Output every line of the listing below word for word, leaving out the pictures.

# Stored data:
---*---

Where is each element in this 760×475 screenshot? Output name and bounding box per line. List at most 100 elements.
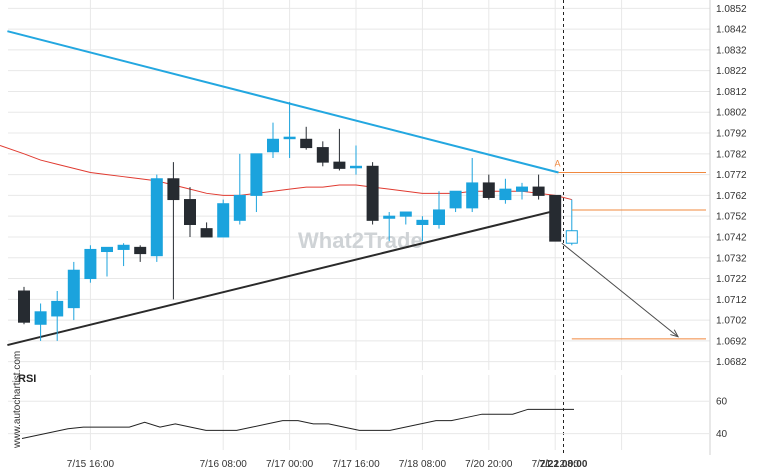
x-tick-label: 7/17 00:00 [266,459,314,470]
candle [333,128,346,171]
candle-body [34,311,47,325]
candle-body [233,194,246,221]
candle [84,245,97,283]
y-tick-label: 1.0692 [716,336,747,347]
price-levels: A [555,0,706,455]
candle [316,141,329,167]
rsi-label: RSI [18,373,36,385]
candle [449,190,462,213]
candle [565,199,578,246]
trend-lines [7,30,559,347]
y-tick-label: 1.0702 [716,316,747,327]
candle [117,243,130,267]
candle-body [333,161,346,169]
candle-body [549,194,562,242]
candle-body [67,269,80,309]
candle-body [565,230,578,244]
candle-body [449,190,462,209]
rsi-tick-label: 60 [716,397,728,408]
x-tick-label: 7/16 08:00 [200,459,248,470]
candle-body [383,215,396,219]
candle [267,122,279,158]
candle [532,174,545,200]
candle-body [416,219,429,225]
y-tick-label: 1.0742 [716,232,747,243]
candle-body [267,138,279,153]
y-tick-label: 1.0682 [716,357,747,368]
y-tick-label: 1.0832 [716,45,747,56]
rsi-line [21,408,574,440]
candle-body [516,186,528,192]
candle [217,199,230,238]
rsi-tick-label: 40 [716,429,728,440]
candle [18,286,30,325]
side-credit: www.autochartist.com [12,351,23,449]
candle [101,246,113,277]
candle [350,145,362,175]
support-line [7,208,559,347]
candle-body [366,165,379,221]
y-tick-label: 1.0812 [716,87,747,98]
candle [433,191,445,229]
candle-body [466,182,479,209]
y-tick-label: 1.0772 [716,170,747,181]
y-tick-label: 1.0752 [716,212,747,223]
candle-body [84,248,97,280]
y-tick-label: 1.0792 [716,129,747,140]
candle [233,153,246,225]
y-tick-label: 1.0782 [716,149,747,160]
candle-body [167,178,180,201]
candle [549,194,562,242]
candles [18,101,578,341]
x-tick-label: 7/20 20:00 [465,459,513,470]
candle [34,303,47,341]
candle [300,126,313,150]
candle-body [184,199,196,225]
watermark: What2Trade [298,228,423,253]
candle-body [499,188,512,201]
candle [200,222,213,238]
candle [416,216,429,242]
candle [516,182,528,200]
candle-body [283,136,296,140]
candle-body [433,209,445,225]
y-tick-label: 1.0712 [716,295,747,306]
candle [482,174,495,200]
candle [250,153,263,213]
x-tick-label: 7/17 16:00 [332,459,380,470]
x-tick-label: 7/15 16:00 [67,459,115,470]
candle-body [532,186,545,196]
candle [283,101,296,158]
candle-body [300,138,313,149]
rsi-panel: RSI 60 40 [8,373,728,440]
candle-body [399,211,412,217]
candle-body [18,290,30,323]
candle-body [217,203,230,238]
candle [67,261,80,321]
x-tick-label: 7/22 08:00 [540,459,588,470]
alert-marker: A [555,159,561,169]
y-tick-label: 1.0852 [716,4,747,15]
y-tick-label: 1.0762 [716,191,747,202]
candle [134,245,147,262]
candle [466,157,479,213]
candle-body [101,246,113,253]
projection-arrow [561,242,679,338]
y-tick-label: 1.0732 [716,253,747,264]
candle [499,178,512,204]
candle [399,211,412,225]
y-tick-label: 1.0842 [716,25,747,36]
candle-body [134,246,147,255]
candle-body [350,165,362,169]
candle [150,174,163,262]
candle [366,162,379,225]
x-tick-label: 7/18 08:00 [399,459,447,470]
candle [184,187,196,237]
y-tick-label: 1.0822 [716,66,747,77]
candle-body [150,178,163,257]
candle [51,291,64,341]
candle-body [316,147,329,163]
candle-body [482,182,495,198]
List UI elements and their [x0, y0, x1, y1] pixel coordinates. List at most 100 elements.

---*---

# Answer for this exercise:
Where is each element in this 760×475 screenshot? Output name and bounding box per line. List at most 100 elements.
x-tick-label: 7/17 00:00 [266,459,314,470]
candle [333,128,346,171]
candle-body [34,311,47,325]
candle-body [233,194,246,221]
candle [84,245,97,283]
y-tick-label: 1.0692 [716,336,747,347]
price-levels: A [555,0,706,455]
candle [316,141,329,167]
rsi-label: RSI [18,373,36,385]
candle [449,190,462,213]
candle [565,199,578,246]
trend-lines [7,30,559,347]
y-tick-label: 1.0702 [716,316,747,327]
candle [117,243,130,267]
candle-body [333,161,346,169]
candle-body [549,194,562,242]
candle-body [67,269,80,309]
candle-body [565,230,578,244]
candle-body [449,190,462,209]
rsi-tick-label: 60 [716,397,728,408]
x-tick-label: 7/16 08:00 [200,459,248,470]
candle-body [383,215,396,219]
candle [267,122,279,158]
candle [532,174,545,200]
candle-body [416,219,429,225]
y-tick-label: 1.0742 [716,232,747,243]
candle-body [267,138,279,153]
y-tick-label: 1.0682 [716,357,747,368]
y-tick-label: 1.0832 [716,45,747,56]
rsi-line [21,408,574,440]
candle-body [516,186,528,192]
candle [217,199,230,238]
rsi-tick-label: 40 [716,429,728,440]
candle [18,286,30,325]
side-credit: www.autochartist.com [12,351,23,449]
candle [101,246,113,277]
candle [350,145,362,175]
support-line [7,208,559,347]
candle-body [366,165,379,221]
y-tick-label: 1.0812 [716,87,747,98]
candle [433,191,445,229]
candle-body [466,182,479,209]
y-tick-label: 1.0772 [716,170,747,181]
y-tick-label: 1.0752 [716,212,747,223]
candle-body [84,248,97,280]
y-tick-label: 1.0792 [716,129,747,140]
candle [233,153,246,225]
y-tick-label: 1.0782 [716,149,747,160]
candle-body [167,178,180,201]
candle [549,194,562,242]
candles [18,101,578,341]
x-tick-label: 7/20 20:00 [465,459,513,470]
candle [34,303,47,341]
candle [300,126,313,150]
candle-body [184,199,196,225]
watermark: What2Trade [298,228,423,253]
candle-body [499,188,512,201]
candle [200,222,213,238]
candle [416,216,429,242]
candle [516,182,528,200]
candle-body [283,136,296,140]
candle-body [433,209,445,225]
y-tick-label: 1.0712 [716,295,747,306]
candle [482,174,495,200]
candle [250,153,263,213]
x-tick-label: 7/17 16:00 [332,459,380,470]
x-tick-label: 7/15 16:00 [67,459,115,470]
candle-body [532,186,545,196]
candle [283,101,296,158]
candle-body [300,138,313,149]
rsi-panel: RSI 60 40 [8,373,728,440]
candle-body [399,211,412,217]
candle-body [18,290,30,323]
candle-body [217,203,230,238]
candle [67,261,80,321]
x-tick-label: 7/22 08:00 [540,459,588,470]
alert-marker: A [555,159,561,169]
y-tick-label: 1.0852 [716,4,747,15]
y-tick-label: 1.0762 [716,191,747,202]
candle [134,245,147,262]
candle [466,157,479,213]
candle-body [101,246,113,253]
projection-arrow [561,242,679,338]
y-tick-label: 1.0732 [716,253,747,264]
candle [499,178,512,204]
candle [399,211,412,225]
y-tick-label: 1.0842 [716,25,747,36]
candle-body [134,246,147,255]
candle-body [350,165,362,169]
candle [150,174,163,262]
candle [366,162,379,225]
x-tick-label: 7/18 08:00 [399,459,447,470]
candle [184,187,196,237]
y-tick-label: 1.0822 [716,66,747,77]
candle-body [150,178,163,257]
candle [51,291,64,341]
candle-body [316,147,329,163]
candle-body [482,182,495,198]
List UI elements and their [x0, y0, x1, y1] pixel coordinates. List at most 100 elements.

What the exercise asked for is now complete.